WHAT TO WORK ON:
For each line in the data below that holds "true", return a copy.

DATA SHOWN:
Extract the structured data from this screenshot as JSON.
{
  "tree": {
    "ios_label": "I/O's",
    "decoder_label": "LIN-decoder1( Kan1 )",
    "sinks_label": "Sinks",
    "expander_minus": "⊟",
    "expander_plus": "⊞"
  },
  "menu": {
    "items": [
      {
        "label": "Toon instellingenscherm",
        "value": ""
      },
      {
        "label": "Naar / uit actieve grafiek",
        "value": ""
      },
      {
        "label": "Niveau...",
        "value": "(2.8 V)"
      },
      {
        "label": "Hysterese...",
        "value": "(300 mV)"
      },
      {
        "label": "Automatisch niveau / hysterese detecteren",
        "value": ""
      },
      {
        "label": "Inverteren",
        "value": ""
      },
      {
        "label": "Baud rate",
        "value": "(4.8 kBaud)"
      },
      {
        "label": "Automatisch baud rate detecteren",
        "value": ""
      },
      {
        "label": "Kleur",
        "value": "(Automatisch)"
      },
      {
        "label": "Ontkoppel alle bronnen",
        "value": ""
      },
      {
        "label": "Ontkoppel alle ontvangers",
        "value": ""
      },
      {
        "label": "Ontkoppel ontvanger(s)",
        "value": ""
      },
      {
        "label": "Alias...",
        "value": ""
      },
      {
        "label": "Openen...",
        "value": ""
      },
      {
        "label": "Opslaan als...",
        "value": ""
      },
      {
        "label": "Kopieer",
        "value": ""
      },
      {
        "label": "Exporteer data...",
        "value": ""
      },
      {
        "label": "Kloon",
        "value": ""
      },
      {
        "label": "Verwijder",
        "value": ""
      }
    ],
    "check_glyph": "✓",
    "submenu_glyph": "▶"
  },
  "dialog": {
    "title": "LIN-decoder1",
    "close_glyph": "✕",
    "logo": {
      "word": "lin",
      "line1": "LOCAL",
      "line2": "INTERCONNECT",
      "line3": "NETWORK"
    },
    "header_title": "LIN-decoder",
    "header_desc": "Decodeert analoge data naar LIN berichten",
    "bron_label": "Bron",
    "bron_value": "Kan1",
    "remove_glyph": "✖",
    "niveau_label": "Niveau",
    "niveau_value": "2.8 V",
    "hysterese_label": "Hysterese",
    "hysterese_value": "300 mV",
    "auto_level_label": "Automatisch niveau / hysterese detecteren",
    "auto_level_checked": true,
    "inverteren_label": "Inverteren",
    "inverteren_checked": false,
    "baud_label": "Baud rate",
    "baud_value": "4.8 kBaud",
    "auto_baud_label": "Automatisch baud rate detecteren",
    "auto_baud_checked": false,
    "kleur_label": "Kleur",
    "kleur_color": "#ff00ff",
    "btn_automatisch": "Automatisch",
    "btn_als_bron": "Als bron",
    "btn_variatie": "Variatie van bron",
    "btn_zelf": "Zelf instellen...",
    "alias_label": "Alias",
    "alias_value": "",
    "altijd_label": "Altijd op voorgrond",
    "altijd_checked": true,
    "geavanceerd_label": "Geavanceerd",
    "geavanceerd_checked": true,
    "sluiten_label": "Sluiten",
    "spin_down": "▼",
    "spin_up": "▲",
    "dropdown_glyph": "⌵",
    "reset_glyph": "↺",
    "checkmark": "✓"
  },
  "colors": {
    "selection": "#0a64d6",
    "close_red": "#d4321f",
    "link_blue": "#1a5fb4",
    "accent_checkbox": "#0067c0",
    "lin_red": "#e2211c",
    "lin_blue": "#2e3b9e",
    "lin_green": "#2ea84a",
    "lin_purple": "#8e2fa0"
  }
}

ANSWER TO THE PROBLEM:
    "auto_level_checked": true,
    "altijd_checked": true,
    "geavanceerd_checked": true,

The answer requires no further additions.